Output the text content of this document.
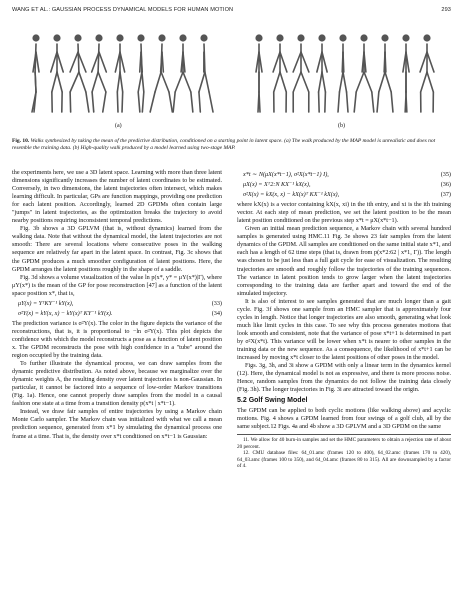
WANG ET AL.: GAUSSIAN PROCESS DYNAMICAL MODELS FOR HUMAN MOTION	293
(a)	(b)
Fig. 10. Walks synthesized by taking the mean of the predictive distribution, conditioned on a starting point in latent space. (a) The walk produced by the MAP model is unrealistic and does not resemble the training data. (b) High-quality walk produced by a model learned using two-stage MAP.

the experiments here, we use a 3D latent space. Learning with more than three latent dimensions significantly increases the number of latent coordinates to be estimated. Conversely, in two dimensions, the latent trajectories often intersect, which makes learning difficult. In particular, GPs are function mappings, providing one prediction for each latent position. Accordingly, learned 2D GPDMs often contain large "jumps" in latent trajectories, as the optimization breaks the trajectory to avoid nearby positions requiring inconsistent temporal predictions.

Fig. 3b shows a 3D GPLVM (that is, without dynamics) learned from the walking data. Note that without the dynamical model, the latent trajectories are not smooth: There are several locations where consecutive poses in the walking sequence are relatively far apart in the latent space. In contrast, Fig. 3c shows that the GPDM produces a much smoother configuration of latent positions. Here, the GPDM arranges the latent positions roughly in the shape of a saddle.

Fig. 3d shows a volume visualization of the value ln p(x*, y* = μY(x*)|Γ), where μY(x*) is the mean of the GP for pose reconstruction [47] as a function of the latent space position x*, that is,

μY(x) = YᵀKY⁻¹ kY(x),	(33)
σ²Y(x) = kY(x, x) − kY(x)ᵀ KY⁻¹ kY(x).	(34)

The prediction variance is σ²Y(x). The color in the figure depicts the variance of the reconstructions, that is, it is proportional to −ln σ²Y(x). This plot depicts the confidence with which the model reconstructs a pose as a function of latent position x. The GPDM reconstructs the pose with high confidence in a "tube" around the region occupied by the training data.

To further illustrate the dynamical process, we can draw samples from the dynamic predictive distribution. As noted above, because we marginalize over the dynamic weights A, the resulting density over latent trajectories is non-Gaussian. In particular, it cannot be factored into a sequence of low-order Markov transitions (Fig. 1a). Hence, one cannot properly draw samples from the model in a causal fashion one state at a time from a transition density p(x*t | x*t−1).

Instead, we draw fair samples of entire trajectories by using a Markov chain Monte Carlo sampler. The Markov chain was initialized with what we call a mean prediction sequence, generated from x*1 by simulating the dynamical process one frame at a time. That is, the density over x*t conditioned on x*t−1 is Gaussian:

x*t ∼ N(μX(x*t−1), σ²X(x*t−1) I),	(35)
μX(x) = Xᵀ2:N KX⁻¹ kX(x),	(36)
σ²X(x) = kX(x, x) − kX(x)ᵀ KX⁻¹ kX(x),	(37)

where kX(x) is a vector containing kX(x, xi) in the ith entry, and xi is the ith training vector. At each step of mean prediction, we set the latent position to be the mean latent position conditioned on the previous step x*t = μX(x*t−1).

Given an initial mean prediction sequence, a Markov chain with several hundred samples is generated using HMC.11 Fig. 3e shows 23 fair samples from the latent dynamics of the GPDM. All samples are conditioned on the same initial state x*1, and each has a length of 62 time steps (that is, drawn from p(x*2:62 | x*1, Γ)). The length was chosen to be just less than a full gait cycle for ease of visualization. The resulting trajectories are smooth and roughly follow the trajectories of the training sequences. The variance in latent position tends to grow larger when the latent trajectories corresponding to the training data are farther apart and toward the end of the simulated trajectory.

It is also of interest to see samples generated that are much longer than a gait cycle. Fig. 3f shows one sample from an HMC sampler that is approximately four cycles in length. Notice that longer trajectories are also smooth, generating what look much like limit cycles in this case. To see why this process generates motions that look smooth and consistent, note that the variance of pose x*t+1 is determined in part by σ²X(x*t). This variance will be lower when x*t is nearer to other samples in the training data or the new sequence. As a consequence, the likelihood of x*t+1 can be increased by moving x*t closer to the latent positions of other poses in the model.

Figs. 3g, 3h, and 3i show a GPDM with only a linear term in the dynamics kernel (12). Here, the dynamical model is not as expressive, and there is more process noise. Hence, random samples from the dynamics do not follow the training data closely (Fig. 3h). The longer trajectories in Fig. 3i are attracted toward the origin.

5.2 Golf Swing Model

The GPDM can be applied to both cyclic motions (like walking above) and acyclic motions. Fig. 4 shows a GPDM learned from four swings of a golf club, all by the same subject.12 Figs. 4a and 4b show a 3D GPLVM and a 3D GPDM on the same

11. We allow for 40 burn-in samples and set the HMC parameters to obtain a rejection rate of about 20 percent.

12. CMU database files: 64_01.amc (frames 120 to 400), 64_02.amc (frames 170 to 420), 64_03.amc (frames 100 to 350), and 64_04.amc (frames 80 to 315). All are downsampled by a factor of 4.
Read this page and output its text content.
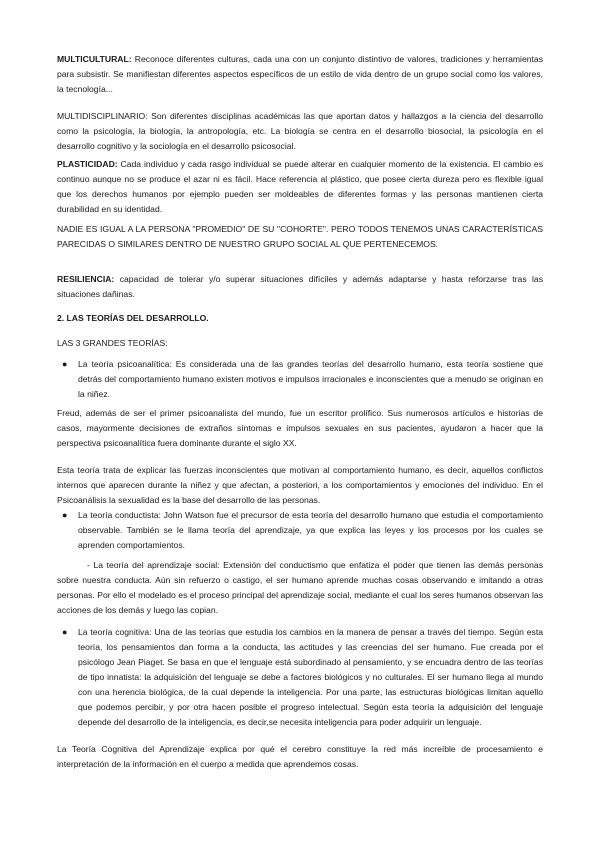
MULTICULTURAL: Reconoce diferentes culturas, cada una con un conjunto distintivo de valores, tradiciones y herramientas para subsistir. Se manifiestan diferentes aspectos específicos de un estilo de vida dentro de un grupo social como los valores, la tecnología...

MULTIDISCIPLINARIO: Son diferentes disciplinas académicas las que aportan datos y hallazgos a la ciencia del desarrollo como la psicología, la biología, la antropología, etc. La biología se centra en el desarrollo biosocial, la psicología en el desarrollo cognitivo y la sociología en el desarrollo psicosocial.

PLASTICIDAD: Cada individuo y cada rasgo individual se puede alterar en cualquier momento de la existencia. El cambio es continuo aunque no se produce el azar ni es fácil. Hace referencia al plástico, que posee cierta dureza pero es flexible igual que los derechos humanos por ejemplo pueden ser moldeables de diferentes formas y las personas mantienen cierta durabilidad en su identidad.

NADIE ES IGUAL A LA PERSONA "PROMEDIO" DE SU "COHORTE". PERO TODOS TENEMOS UNAS CARACTERÍSTICAS PARECIDAS O SIMILARES DENTRO DE NUESTRO GRUPO SOCIAL AL QUE PERTENECEMOS.

RESILIENCIA: capacidad de tolerar y/o superar situaciones difíciles y además adaptarse y hasta reforzarse tras las situaciones dañinas.

2. LAS TEORÍAS DEL DESARROLLO.

LAS 3 GRANDES TEORÍAS:

● La teoría psicoanalítica: Es considerada una de las grandes teorías del desarrollo humano, esta teoría sostiene que detrás del comportamiento humano existen motivos e impulsos irracionales e inconscientes que a menudo se originan en la niñez.

Freud, además de ser el primer psicoanalista del mundo, fue un escritor prolífico. Sus numerosos artículos e historias de casos, mayormente decisiones de extraños síntomas e impulsos sexuales en sus pacientes, ayudaron a hacer que la perspectiva psicoanalítica fuera dominante durante el siglo XX.

Esta teoría trata de explicar las fuerzas inconscientes que motivan al comportamiento humano, es decir, aquellos conflictos internos que aparecen durante la niñez y que afectan, a posteriori, a los comportamientos y emociones del individuo. En el Psicoanálisis la sexualidad es la base del desarrollo de las personas.

● La teoría conductista: John Watson fue el precursor de esta teoría del desarrollo humano que estudia el comportamiento observable. También se le llama teoría del aprendizaje, ya que explica las leyes y los procesos por los cuales se aprenden comportamientos.

- La teoría del aprendizaje social: Extensión del conductismo que enfatiza el poder que tienen las demás personas sobre nuestra conducta. Aún sin refuerzo o castigo, el ser humano aprende muchas cosas observando e imitando a otras personas. Por ello el modelado es el proceso principal del aprendizaje social, mediante el cual los seres humanos observan las acciones de los demás y luego las copian.

● La teoría cognitiva: Una de las teorías que estudia los cambios en la manera de pensar a través del tiempo. Según esta teoría, los pensamientos dan forma a la conducta, las actitudes y las creencias del ser humano. Fue creada por el psicólogo Jean Piaget. Se basa en que el lenguaje está subordinado al pensamiento, y se encuadra dentro de las teorías de tipo innatista: la adquisición del lenguaje se debe a factores biológicos y no culturales. El ser humano llega al mundo con una herencia biológica, de la cual depende la inteligencia. Por una parte, las estructuras biológicas limitan aquello que podemos percibir, y por otra hacen posible el progreso intelectual. Según esta teoría la adquisición del lenguaje depende del desarrollo de la inteligencia, es decir,se necesita inteligencia para poder adquirir un lenguaje.

La Teoría Cognitiva del Aprendizaje explica por qué el cerebro constituye la red más increíble de procesamiento e interpretación de la información en el cuerpo a medida que aprendemos cosas.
★ ★ ★
__Stated problem__. Copy out every line in the listing where the word "psicoanalítica" appears.

__The answer__.
● La teoría psicoanalítica: Es considerada una de las grandes teorías del desarrollo humano, esta teoría sostiene que detrás del comportamiento humano existen motivos e impulsos irracionales e inconscientes que a menudo se originan en la niñez.
Freud, además de ser el primer psicoanalista del mundo, fue un escritor prolífico. Sus numerosos artículos e historias de casos, mayormente decisiones de extraños síntomas e impulsos sexuales en sus pacientes, ayudaron a hacer que la perspectiva psicoanalítica fuera dominante durante el siglo XX.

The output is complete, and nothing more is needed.